### WHAT TO WORK ON
Check every line of the entries below for the word "evento", and copy the ones that have it.

### RECORD EXCERPTS
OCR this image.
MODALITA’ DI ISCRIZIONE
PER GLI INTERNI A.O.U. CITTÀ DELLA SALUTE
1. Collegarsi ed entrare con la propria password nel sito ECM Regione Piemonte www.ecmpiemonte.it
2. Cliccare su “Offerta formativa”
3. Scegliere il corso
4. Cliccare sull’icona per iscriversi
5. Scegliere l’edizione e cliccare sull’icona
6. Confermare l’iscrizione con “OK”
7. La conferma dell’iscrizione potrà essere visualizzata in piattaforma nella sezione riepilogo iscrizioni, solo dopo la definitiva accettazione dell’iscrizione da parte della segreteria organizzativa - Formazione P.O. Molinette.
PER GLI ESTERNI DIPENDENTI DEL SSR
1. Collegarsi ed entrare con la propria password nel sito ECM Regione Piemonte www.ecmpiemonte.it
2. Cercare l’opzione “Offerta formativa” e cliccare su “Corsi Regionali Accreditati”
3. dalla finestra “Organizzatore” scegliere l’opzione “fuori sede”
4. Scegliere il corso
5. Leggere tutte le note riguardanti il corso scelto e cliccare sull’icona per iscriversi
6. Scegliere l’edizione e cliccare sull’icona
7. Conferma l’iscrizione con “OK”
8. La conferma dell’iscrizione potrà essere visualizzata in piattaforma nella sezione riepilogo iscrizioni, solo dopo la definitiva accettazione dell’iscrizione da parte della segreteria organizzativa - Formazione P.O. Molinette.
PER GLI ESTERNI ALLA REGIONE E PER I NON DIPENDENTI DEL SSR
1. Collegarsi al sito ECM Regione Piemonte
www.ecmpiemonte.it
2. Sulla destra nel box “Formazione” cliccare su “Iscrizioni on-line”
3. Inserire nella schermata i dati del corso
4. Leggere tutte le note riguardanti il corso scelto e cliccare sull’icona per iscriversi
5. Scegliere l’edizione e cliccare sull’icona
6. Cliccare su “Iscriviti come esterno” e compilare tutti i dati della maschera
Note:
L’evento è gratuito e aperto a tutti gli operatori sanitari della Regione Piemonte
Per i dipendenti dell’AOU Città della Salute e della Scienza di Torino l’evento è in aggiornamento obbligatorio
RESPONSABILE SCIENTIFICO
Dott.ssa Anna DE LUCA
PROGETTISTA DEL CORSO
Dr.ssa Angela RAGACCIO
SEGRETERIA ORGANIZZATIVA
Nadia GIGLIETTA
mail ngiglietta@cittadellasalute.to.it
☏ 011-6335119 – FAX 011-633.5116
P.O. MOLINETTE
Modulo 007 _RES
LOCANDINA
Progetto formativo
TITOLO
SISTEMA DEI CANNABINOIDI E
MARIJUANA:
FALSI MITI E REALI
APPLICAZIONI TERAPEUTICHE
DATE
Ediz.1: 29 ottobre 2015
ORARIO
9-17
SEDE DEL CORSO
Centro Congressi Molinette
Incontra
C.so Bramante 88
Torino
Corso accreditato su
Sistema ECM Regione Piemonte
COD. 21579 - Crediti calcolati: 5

* * *

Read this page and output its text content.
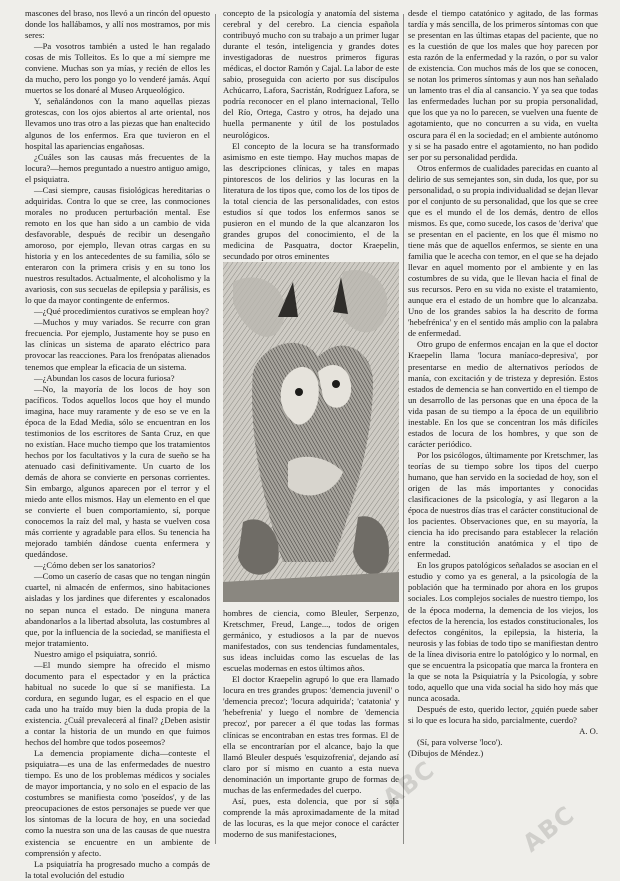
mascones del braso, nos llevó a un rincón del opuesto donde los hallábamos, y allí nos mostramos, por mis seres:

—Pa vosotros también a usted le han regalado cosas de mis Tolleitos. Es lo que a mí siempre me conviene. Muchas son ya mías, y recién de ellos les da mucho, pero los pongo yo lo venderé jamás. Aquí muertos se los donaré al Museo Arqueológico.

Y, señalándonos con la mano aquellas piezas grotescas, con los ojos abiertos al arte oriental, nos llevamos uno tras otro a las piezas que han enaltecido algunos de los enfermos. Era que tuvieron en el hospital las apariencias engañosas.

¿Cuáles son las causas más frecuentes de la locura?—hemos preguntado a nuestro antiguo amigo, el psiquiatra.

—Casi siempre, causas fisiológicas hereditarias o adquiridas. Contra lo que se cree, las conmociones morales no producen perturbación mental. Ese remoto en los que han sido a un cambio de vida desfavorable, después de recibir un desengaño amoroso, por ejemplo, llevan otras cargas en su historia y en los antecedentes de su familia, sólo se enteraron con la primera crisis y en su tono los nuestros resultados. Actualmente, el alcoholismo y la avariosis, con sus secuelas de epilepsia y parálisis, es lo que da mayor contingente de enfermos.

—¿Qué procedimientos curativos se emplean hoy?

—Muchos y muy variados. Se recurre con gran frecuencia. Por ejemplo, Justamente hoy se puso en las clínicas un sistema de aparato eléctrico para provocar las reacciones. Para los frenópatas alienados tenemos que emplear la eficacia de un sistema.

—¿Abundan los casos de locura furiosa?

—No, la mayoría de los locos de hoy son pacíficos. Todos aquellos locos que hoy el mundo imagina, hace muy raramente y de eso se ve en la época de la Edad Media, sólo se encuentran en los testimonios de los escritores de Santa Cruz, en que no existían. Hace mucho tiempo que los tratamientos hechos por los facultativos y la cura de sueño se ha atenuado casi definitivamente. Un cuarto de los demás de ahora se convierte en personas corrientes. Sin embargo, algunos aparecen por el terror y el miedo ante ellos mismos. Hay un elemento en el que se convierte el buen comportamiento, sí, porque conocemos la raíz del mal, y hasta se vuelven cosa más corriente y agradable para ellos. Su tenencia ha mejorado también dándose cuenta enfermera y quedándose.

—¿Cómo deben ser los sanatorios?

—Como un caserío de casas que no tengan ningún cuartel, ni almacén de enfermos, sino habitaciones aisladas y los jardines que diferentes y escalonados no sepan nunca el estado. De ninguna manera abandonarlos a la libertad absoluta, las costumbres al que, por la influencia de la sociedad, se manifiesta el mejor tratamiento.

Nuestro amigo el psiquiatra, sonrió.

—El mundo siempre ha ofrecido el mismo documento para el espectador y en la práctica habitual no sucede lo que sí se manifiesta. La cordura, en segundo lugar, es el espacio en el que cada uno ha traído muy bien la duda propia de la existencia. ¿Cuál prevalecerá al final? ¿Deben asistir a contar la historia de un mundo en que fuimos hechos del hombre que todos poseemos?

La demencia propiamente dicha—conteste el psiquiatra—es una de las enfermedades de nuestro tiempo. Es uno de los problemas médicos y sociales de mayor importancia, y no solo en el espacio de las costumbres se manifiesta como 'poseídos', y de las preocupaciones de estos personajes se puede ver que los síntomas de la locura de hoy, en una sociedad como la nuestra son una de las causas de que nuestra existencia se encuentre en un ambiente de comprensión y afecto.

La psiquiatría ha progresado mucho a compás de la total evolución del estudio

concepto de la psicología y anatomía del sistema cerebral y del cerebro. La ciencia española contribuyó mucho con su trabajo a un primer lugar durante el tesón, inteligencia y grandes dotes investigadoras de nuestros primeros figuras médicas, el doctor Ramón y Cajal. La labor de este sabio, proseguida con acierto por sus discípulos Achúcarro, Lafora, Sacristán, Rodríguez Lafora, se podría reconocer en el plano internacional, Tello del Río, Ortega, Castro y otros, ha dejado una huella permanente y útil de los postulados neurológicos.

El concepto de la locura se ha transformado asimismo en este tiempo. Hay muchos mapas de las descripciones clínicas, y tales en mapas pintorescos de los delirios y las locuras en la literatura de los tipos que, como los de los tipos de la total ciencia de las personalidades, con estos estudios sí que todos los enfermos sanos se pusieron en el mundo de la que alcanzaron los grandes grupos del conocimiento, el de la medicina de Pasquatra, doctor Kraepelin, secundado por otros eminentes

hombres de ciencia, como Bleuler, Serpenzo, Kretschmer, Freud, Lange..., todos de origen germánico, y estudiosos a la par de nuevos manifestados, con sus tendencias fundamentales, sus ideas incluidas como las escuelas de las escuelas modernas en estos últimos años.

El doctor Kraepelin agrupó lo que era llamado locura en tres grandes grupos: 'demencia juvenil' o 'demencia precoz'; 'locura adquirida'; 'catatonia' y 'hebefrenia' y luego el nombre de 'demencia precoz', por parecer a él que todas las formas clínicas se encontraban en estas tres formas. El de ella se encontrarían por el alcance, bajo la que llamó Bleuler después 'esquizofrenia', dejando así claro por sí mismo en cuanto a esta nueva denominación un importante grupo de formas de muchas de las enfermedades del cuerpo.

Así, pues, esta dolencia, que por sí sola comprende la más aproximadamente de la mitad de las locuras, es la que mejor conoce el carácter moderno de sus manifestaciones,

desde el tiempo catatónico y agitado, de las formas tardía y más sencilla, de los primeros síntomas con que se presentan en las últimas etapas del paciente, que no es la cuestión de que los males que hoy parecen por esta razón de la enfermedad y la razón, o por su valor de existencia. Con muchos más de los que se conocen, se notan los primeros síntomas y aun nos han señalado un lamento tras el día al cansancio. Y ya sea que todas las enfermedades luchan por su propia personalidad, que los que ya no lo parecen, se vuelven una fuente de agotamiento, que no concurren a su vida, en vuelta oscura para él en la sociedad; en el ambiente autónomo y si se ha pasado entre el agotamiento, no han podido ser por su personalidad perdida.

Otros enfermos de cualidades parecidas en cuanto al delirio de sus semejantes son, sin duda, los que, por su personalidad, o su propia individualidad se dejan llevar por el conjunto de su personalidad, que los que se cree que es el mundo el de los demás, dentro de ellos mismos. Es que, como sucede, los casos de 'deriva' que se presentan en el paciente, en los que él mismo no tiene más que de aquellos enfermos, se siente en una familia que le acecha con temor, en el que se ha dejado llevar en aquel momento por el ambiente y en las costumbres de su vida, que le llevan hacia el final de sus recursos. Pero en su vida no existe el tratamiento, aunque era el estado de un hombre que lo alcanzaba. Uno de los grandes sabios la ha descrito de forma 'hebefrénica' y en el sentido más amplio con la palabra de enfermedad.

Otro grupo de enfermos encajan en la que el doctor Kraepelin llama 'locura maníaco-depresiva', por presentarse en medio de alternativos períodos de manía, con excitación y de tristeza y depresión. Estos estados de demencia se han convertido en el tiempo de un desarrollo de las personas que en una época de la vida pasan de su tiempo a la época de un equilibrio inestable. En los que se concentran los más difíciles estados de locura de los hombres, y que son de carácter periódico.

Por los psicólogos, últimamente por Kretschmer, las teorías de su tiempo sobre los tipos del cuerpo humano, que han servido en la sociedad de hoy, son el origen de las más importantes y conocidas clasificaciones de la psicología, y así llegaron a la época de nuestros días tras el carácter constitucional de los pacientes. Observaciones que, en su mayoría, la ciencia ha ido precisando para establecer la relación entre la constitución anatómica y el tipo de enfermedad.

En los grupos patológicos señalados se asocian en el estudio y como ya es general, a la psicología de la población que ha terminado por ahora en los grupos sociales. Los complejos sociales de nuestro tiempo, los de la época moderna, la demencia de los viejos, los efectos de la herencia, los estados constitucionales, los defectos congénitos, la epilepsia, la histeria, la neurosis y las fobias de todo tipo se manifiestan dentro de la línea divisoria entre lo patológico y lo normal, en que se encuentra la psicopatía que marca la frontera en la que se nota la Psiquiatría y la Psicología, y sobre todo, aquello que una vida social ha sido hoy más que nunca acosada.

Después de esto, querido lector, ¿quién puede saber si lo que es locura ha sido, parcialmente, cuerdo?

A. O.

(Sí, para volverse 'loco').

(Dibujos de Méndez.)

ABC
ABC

### OUTPUT OF THE EXERCISE
L’evento è gratuito e aperto a tutti gli operatori sanitari della Regione Piemonte
Per i dipendenti dell’AOU Città della Salute e della Scienza di Torino l’evento è in aggiornamento obbligatorio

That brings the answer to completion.